Task description: Scan the data below and pick out the lines containing the word "withdrawal".

[start]

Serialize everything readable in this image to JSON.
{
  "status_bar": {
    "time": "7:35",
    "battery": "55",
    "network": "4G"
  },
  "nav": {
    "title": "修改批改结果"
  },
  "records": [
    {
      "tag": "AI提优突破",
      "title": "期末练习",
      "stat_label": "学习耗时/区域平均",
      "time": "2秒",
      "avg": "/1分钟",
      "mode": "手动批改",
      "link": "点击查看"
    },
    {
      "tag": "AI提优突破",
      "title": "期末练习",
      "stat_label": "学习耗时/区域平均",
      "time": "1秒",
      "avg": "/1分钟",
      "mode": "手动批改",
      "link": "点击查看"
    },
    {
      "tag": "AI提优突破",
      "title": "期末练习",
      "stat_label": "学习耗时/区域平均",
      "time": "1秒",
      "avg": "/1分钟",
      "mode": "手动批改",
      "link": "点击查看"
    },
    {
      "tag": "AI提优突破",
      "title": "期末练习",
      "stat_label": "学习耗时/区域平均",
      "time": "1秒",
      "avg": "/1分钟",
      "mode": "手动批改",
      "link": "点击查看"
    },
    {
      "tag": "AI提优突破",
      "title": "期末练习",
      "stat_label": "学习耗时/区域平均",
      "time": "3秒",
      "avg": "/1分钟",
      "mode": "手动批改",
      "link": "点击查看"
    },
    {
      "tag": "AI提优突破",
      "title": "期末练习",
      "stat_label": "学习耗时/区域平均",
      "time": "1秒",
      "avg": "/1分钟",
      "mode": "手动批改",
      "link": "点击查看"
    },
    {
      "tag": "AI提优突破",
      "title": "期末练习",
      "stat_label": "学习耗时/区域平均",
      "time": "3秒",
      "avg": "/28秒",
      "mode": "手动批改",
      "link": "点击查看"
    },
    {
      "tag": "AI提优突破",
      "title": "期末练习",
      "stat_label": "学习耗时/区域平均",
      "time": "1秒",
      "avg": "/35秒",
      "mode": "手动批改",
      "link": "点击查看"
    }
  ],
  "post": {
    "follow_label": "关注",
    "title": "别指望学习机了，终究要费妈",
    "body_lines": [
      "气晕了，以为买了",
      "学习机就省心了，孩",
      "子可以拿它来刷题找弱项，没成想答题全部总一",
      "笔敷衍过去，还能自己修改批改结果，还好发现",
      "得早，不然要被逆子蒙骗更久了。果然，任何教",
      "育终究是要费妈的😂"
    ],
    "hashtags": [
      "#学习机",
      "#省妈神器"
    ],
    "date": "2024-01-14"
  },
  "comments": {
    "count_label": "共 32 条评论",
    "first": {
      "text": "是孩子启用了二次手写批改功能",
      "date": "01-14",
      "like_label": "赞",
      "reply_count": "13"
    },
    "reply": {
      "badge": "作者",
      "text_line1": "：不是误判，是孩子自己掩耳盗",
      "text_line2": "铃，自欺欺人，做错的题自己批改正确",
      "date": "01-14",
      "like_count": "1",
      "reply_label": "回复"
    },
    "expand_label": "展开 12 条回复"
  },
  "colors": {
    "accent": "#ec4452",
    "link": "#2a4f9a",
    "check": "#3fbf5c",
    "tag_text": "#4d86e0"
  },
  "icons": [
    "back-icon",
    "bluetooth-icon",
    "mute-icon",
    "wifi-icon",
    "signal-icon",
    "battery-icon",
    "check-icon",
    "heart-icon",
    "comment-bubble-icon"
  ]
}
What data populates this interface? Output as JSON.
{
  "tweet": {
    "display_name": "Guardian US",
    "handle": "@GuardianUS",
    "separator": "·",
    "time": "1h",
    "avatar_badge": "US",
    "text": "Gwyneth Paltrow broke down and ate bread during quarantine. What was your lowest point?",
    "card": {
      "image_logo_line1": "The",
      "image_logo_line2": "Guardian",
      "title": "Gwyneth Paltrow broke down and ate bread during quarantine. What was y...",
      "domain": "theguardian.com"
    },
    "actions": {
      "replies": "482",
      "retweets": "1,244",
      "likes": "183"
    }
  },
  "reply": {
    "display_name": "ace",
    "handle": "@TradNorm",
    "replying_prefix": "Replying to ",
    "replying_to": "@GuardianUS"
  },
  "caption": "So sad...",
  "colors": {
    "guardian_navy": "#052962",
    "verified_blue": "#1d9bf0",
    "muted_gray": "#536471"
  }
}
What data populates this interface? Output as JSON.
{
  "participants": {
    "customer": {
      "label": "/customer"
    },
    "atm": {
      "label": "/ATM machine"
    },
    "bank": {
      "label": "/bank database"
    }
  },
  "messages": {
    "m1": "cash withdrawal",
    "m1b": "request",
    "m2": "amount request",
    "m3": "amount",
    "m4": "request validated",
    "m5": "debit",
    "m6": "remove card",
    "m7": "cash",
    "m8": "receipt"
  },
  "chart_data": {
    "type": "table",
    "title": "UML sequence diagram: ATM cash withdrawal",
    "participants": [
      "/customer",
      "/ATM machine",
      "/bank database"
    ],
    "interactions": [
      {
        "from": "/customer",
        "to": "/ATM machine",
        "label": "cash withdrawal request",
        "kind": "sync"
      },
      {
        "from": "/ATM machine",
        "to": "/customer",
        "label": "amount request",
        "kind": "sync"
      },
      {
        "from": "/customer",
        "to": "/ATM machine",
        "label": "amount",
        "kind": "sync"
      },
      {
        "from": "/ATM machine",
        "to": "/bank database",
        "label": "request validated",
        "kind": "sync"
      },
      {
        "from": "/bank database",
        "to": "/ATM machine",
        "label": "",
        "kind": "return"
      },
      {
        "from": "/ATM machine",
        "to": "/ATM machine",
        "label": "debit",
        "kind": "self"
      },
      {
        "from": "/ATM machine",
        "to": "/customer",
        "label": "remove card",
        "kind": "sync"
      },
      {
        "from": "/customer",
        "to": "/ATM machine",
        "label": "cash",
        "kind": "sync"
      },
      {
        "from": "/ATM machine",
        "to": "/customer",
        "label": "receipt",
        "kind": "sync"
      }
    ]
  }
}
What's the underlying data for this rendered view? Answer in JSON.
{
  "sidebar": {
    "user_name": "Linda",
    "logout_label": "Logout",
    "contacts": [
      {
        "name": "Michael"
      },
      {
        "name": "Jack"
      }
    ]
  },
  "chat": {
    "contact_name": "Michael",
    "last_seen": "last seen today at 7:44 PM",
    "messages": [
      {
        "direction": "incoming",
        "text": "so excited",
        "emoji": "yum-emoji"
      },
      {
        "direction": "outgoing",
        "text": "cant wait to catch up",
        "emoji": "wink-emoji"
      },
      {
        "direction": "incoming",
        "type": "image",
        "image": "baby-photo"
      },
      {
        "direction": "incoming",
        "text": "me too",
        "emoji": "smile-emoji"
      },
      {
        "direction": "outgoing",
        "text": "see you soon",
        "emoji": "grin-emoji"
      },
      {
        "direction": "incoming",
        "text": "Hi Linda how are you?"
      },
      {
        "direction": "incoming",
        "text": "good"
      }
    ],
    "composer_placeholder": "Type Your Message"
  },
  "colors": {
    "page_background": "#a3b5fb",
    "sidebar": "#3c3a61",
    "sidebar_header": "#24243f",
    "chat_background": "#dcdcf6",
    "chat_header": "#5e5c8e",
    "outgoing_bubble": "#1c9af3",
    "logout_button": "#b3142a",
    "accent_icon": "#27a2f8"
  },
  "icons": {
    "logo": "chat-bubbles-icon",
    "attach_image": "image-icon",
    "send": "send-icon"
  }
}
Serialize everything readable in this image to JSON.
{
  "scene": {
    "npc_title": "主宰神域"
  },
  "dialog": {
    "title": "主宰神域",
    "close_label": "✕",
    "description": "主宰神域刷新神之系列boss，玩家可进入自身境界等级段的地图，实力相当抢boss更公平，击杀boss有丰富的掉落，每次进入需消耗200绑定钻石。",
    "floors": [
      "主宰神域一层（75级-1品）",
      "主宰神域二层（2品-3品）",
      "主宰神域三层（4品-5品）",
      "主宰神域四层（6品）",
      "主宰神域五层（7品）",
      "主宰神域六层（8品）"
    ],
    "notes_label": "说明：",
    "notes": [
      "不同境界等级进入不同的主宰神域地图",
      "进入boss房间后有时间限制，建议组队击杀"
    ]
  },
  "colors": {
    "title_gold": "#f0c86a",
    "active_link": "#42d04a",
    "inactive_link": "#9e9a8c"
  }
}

[end]

Complete response:
    "m1": "cash withdrawal",
    "title": "UML sequence diagram: ATM cash withdrawal",
        "label": "cash withdrawal request",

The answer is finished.